Start Records for this exercise

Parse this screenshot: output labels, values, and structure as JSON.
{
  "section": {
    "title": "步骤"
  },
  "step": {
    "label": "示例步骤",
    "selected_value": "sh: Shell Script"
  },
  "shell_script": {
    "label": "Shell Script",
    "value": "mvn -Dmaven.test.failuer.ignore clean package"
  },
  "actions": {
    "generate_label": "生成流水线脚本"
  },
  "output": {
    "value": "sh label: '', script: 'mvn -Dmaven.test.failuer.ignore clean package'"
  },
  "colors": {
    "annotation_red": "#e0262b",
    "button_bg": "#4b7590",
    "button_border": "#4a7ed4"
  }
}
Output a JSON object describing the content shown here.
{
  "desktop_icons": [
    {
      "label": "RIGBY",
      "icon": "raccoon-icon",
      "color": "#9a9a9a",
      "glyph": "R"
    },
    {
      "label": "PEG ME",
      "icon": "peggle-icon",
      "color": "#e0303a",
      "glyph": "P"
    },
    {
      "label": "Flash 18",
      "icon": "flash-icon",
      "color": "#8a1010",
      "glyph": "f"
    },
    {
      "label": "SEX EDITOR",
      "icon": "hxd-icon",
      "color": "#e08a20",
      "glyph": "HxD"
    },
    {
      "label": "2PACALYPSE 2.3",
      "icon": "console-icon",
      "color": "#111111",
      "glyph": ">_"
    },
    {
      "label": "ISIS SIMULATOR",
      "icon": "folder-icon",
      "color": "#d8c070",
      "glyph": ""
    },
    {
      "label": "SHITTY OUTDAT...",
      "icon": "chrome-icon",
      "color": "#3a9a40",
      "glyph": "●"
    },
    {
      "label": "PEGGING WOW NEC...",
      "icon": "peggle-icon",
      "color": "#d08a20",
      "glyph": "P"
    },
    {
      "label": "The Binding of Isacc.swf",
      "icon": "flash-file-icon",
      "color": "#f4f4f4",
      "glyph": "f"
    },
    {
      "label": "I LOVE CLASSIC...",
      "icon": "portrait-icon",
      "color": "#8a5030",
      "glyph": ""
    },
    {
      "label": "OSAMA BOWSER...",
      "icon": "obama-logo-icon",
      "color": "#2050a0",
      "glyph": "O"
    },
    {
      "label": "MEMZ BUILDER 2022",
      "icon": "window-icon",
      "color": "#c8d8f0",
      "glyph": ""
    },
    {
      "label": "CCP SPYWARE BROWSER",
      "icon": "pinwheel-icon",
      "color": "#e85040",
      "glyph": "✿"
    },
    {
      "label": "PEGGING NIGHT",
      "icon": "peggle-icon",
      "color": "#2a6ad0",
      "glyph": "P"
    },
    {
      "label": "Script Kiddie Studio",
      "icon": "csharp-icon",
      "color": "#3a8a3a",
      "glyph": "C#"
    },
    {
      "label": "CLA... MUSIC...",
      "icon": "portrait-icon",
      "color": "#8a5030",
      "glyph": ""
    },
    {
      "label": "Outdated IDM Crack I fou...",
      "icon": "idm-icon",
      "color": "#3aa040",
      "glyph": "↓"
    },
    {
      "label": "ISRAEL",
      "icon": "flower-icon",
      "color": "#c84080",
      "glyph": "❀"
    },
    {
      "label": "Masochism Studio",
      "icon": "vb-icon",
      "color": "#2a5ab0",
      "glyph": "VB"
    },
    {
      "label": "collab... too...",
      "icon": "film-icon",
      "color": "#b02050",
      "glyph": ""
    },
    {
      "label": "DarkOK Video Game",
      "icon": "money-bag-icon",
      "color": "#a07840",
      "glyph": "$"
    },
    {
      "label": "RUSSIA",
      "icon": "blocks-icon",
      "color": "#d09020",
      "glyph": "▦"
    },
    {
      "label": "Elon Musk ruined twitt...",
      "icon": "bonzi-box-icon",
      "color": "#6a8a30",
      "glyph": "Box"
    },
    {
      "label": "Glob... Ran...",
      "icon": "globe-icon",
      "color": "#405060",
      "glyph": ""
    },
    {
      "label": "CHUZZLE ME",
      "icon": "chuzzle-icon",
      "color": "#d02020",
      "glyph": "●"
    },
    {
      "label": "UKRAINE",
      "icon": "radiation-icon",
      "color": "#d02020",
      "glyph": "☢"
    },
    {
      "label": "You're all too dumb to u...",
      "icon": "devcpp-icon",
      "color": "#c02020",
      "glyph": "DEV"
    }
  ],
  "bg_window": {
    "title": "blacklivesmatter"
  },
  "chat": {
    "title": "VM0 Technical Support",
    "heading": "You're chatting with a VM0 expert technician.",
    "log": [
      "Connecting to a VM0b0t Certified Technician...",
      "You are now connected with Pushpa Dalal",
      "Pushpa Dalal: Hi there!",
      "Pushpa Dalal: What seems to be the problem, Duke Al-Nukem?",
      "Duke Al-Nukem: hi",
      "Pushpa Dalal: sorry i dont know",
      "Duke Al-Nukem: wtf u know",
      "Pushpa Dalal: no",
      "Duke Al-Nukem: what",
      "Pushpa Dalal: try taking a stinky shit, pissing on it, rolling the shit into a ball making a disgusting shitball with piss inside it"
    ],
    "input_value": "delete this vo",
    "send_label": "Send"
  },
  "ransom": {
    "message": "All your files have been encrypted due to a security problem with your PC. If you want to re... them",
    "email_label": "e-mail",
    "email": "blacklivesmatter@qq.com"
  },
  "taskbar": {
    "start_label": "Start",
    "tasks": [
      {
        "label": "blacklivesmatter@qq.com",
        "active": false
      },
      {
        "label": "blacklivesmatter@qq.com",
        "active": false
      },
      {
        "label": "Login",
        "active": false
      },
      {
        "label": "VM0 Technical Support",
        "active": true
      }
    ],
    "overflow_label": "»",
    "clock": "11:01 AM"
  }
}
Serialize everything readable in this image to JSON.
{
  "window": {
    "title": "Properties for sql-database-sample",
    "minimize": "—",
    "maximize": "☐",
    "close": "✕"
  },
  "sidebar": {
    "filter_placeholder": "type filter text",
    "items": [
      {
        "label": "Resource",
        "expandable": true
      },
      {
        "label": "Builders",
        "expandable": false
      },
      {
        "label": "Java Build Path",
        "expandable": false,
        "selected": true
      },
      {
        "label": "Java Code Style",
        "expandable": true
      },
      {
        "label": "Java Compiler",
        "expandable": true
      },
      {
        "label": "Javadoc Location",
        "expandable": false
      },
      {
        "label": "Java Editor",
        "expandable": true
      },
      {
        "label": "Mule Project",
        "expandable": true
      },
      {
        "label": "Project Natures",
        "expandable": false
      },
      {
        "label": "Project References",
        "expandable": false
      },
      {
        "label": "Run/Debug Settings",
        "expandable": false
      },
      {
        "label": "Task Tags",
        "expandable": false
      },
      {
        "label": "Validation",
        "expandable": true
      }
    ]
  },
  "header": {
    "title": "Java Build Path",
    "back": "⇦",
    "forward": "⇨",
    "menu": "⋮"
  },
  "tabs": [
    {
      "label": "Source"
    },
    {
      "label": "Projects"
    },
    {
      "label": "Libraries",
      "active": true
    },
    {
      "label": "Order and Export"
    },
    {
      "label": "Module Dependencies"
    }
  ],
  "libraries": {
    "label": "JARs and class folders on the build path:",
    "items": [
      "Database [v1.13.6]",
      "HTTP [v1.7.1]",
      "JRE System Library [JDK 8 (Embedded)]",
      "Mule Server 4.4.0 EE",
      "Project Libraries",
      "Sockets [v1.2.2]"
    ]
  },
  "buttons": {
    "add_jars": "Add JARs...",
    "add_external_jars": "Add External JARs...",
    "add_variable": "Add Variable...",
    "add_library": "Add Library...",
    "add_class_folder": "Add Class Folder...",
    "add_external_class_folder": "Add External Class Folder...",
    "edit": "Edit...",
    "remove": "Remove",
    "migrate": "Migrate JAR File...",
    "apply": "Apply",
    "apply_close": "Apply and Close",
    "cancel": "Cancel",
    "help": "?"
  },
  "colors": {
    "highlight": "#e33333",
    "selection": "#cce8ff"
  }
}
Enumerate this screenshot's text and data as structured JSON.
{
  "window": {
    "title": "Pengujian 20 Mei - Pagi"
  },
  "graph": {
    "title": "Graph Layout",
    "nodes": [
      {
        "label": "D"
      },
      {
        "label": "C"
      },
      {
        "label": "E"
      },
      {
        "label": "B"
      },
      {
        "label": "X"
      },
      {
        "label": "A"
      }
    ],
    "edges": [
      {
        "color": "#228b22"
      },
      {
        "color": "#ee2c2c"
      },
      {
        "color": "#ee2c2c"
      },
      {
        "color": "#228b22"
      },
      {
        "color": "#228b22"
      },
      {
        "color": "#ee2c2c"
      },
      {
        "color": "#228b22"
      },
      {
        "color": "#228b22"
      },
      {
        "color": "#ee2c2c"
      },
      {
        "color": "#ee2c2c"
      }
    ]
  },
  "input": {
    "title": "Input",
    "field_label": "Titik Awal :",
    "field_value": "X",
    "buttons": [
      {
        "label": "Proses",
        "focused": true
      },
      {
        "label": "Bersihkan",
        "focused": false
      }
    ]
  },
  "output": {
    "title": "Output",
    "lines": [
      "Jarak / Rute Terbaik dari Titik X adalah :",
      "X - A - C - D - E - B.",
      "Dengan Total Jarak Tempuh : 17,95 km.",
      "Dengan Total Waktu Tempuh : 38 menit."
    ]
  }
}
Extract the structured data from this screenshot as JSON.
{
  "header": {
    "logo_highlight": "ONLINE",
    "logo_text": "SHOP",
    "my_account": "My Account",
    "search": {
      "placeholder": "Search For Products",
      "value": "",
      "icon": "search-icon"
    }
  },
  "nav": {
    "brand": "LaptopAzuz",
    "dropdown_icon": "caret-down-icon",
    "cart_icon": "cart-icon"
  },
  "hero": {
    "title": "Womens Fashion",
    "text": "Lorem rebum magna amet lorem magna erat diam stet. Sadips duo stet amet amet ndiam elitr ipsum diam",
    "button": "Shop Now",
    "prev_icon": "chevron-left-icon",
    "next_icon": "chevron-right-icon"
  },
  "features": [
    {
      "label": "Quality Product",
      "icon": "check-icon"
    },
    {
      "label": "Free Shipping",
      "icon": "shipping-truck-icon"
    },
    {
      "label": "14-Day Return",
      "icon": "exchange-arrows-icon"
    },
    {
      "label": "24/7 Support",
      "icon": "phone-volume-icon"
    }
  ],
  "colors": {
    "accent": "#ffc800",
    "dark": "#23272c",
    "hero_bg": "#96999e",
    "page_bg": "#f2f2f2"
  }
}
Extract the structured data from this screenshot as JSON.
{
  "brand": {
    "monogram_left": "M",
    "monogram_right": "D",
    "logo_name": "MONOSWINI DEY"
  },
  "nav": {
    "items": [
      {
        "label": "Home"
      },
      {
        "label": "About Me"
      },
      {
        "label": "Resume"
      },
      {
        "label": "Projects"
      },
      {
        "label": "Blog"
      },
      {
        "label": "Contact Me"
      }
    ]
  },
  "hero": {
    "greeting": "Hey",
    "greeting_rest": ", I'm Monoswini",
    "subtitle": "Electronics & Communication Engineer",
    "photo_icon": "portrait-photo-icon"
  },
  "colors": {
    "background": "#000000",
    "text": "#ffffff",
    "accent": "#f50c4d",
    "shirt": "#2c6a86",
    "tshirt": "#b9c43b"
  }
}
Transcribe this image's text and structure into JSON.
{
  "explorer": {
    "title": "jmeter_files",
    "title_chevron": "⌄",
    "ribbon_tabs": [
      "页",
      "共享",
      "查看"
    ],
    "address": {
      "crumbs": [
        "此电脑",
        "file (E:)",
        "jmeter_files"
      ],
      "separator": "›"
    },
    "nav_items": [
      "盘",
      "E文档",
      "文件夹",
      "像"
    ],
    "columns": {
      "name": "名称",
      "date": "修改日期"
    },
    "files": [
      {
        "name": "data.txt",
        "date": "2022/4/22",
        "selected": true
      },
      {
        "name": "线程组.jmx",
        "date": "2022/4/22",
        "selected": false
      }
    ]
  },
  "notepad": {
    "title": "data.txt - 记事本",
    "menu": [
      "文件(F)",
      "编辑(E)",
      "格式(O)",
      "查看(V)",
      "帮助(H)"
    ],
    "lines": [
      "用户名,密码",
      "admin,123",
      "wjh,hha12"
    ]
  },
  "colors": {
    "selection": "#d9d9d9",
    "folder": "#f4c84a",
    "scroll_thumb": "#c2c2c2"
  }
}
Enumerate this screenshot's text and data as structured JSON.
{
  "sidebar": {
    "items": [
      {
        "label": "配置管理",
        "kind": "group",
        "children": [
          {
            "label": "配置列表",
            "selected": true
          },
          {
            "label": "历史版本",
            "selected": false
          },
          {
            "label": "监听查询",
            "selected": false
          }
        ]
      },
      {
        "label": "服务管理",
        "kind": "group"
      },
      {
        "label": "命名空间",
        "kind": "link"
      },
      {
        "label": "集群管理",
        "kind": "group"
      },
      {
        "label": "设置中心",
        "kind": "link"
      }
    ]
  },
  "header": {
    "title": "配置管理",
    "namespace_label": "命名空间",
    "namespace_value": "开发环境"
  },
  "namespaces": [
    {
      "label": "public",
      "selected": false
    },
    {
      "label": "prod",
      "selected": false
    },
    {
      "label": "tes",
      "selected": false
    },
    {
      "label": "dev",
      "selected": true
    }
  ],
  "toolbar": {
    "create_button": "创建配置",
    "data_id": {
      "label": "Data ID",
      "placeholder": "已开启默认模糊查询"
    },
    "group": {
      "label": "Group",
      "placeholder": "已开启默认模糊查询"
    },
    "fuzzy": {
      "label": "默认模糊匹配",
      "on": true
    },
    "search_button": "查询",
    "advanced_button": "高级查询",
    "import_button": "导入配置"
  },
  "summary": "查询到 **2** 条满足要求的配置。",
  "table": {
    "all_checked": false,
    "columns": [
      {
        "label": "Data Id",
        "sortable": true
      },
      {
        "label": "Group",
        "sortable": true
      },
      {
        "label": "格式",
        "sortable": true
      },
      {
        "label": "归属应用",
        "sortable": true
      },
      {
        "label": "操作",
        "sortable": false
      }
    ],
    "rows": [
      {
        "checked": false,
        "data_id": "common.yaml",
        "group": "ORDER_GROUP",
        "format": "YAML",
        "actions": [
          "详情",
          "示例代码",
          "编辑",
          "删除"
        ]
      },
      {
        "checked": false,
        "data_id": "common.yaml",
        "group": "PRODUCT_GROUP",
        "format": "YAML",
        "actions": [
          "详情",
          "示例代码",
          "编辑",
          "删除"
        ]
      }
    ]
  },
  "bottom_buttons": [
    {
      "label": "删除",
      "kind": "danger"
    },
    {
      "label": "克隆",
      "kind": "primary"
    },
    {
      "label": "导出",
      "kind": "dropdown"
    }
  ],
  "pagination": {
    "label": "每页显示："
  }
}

End Records for this exercise

_Task instructions_
Using the entries above, return each line in which the word "problem" occurs.

_The answer_
      "Pushpa Dalal: What seems to be the problem, Duke Al-Nukem?",
    "message": "All your files have been encrypted due to a security problem with your PC. If you want to re... them",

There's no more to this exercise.